EXERCISE DETAILS:
The answer should contain every record below, output exactly.

Dataset excerpts
-.-.-
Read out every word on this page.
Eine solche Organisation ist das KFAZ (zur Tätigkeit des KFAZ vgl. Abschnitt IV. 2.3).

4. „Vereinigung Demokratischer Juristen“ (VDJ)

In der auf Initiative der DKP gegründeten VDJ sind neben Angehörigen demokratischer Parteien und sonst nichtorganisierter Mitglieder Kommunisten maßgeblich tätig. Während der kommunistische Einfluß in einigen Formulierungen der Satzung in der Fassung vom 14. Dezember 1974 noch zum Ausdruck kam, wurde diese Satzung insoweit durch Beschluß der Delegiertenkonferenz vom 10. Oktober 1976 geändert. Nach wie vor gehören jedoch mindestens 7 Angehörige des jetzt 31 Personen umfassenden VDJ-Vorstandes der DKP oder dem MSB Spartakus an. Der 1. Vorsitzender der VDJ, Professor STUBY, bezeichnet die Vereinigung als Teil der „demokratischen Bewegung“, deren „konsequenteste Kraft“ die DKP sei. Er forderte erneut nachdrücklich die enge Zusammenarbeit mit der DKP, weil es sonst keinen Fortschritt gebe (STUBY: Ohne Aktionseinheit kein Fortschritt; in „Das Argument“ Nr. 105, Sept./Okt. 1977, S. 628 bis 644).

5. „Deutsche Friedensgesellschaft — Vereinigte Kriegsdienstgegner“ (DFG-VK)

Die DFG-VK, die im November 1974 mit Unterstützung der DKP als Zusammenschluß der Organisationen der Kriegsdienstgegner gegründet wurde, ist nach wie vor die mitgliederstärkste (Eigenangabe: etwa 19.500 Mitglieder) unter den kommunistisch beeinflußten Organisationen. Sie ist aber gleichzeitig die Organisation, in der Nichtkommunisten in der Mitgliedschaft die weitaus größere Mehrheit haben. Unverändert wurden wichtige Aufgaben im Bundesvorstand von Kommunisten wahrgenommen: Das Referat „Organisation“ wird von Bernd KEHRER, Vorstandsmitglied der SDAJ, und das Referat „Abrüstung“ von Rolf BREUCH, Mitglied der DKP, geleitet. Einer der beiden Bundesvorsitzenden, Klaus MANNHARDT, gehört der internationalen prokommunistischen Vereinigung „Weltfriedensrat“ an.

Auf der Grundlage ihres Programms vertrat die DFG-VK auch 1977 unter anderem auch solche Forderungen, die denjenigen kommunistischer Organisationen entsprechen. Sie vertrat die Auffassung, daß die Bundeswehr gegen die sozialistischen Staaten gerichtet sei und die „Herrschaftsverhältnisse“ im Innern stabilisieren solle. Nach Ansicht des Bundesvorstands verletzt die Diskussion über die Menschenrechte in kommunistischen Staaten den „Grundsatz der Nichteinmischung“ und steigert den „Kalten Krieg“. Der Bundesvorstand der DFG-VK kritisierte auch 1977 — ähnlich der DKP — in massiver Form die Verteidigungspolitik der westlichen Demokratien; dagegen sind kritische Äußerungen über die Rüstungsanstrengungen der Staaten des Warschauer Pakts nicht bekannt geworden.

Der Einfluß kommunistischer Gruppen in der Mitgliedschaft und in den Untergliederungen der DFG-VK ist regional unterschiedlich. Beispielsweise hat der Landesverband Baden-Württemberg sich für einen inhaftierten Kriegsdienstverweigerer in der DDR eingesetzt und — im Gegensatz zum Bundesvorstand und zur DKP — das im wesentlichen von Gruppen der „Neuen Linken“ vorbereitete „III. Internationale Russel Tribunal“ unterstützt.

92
-.-.-
EXERCISE OUTPUT:
Read out every word on this page.
Eine solche Organisation ist das KFAZ (zur Tätigkeit des KFAZ vgl. Abschnitt IV. 2.3).

4. „Vereinigung Demokratischer Juristen“ (VDJ)

In der auf Initiative der DKP gegründeten VDJ sind neben Angehörigen demokratischer Parteien und sonst nichtorganisierter Mitglieder Kommunisten maßgeblich tätig. Während der kommunistische Einfluß in einigen Formulierungen der Satzung in der Fassung vom 14. Dezember 1974 noch zum Ausdruck kam, wurde diese Satzung insoweit durch Beschluß der Delegiertenkonferenz vom 10. Oktober 1976 geändert. Nach wie vor gehören jedoch mindestens 7 Angehörige des jetzt 31 Personen umfassenden VDJ-Vorstandes der DKP oder dem MSB Spartakus an. Der 1. Vorsitzender der VDJ, Professor STUBY, bezeichnet die Vereinigung als Teil der „demokratischen Bewegung“, deren „konsequenteste Kraft“ die DKP sei. Er forderte erneut nachdrücklich die enge Zusammenarbeit mit der DKP, weil es sonst keinen Fortschritt gebe (STUBY: Ohne Aktionseinheit kein Fortschritt; in „Das Argument“ Nr. 105, Sept./Okt. 1977, S. 628 bis 644).

5. „Deutsche Friedensgesellschaft — Vereinigte Kriegsdienstgegner“ (DFG-VK)

Die DFG-VK, die im November 1974 mit Unterstützung der DKP als Zusammenschluß der Organisationen der Kriegsdienstgegner gegründet wurde, ist nach wie vor die mitgliederstärkste (Eigenangabe: etwa 19.500 Mitglieder) unter den kommunistisch beeinflußten Organisationen. Sie ist aber gleichzeitig die Organisation, in der Nichtkommunisten in der Mitgliedschaft die weitaus größere Mehrheit haben. Unverändert wurden wichtige Aufgaben im Bundesvorstand von Kommunisten wahrgenommen: Das Referat „Organisation“ wird von Bernd KEHRER, Vorstandsmitglied der SDAJ, und das Referat „Abrüstung“ von Rolf BREUCH, Mitglied der DKP, geleitet. Einer der beiden Bundesvorsitzenden, Klaus MANNHARDT, gehört der internationalen prokommunistischen Vereinigung „Weltfriedensrat“ an.

Auf der Grundlage ihres Programms vertrat die DFG-VK auch 1977 unter anderem auch solche Forderungen, die denjenigen kommunistischer Organisationen entsprechen. Sie vertrat die Auffassung, daß die Bundeswehr gegen die sozialistischen Staaten gerichtet sei und die „Herrschaftsverhältnisse“ im Innern stabilisieren solle. Nach Ansicht des Bundesvorstands verletzt die Diskussion über die Menschenrechte in kommunistischen Staaten den „Grundsatz der Nichteinmischung“ und steigert den „Kalten Krieg“. Der Bundesvorstand der DFG-VK kritisierte auch 1977 — ähnlich der DKP — in massiver Form die Verteidigungspolitik der westlichen Demokratien; dagegen sind kritische Äußerungen über die Rüstungsanstrengungen der Staaten des Warschauer Pakts nicht bekannt geworden.

Der Einfluß kommunistischer Gruppen in der Mitgliedschaft und in den Untergliederungen der DFG-VK ist regional unterschiedlich. Beispielsweise hat der Landesverband Baden-Württemberg sich für einen inhaftierten Kriegsdienstverweigerer in der DDR eingesetzt und — im Gegensatz zum Bundesvorstand und zur DKP — das im wesentlichen von Gruppen der „Neuen Linken“ vorbereitete „III. Internationale Russel Tribunal“ unterstützt.

92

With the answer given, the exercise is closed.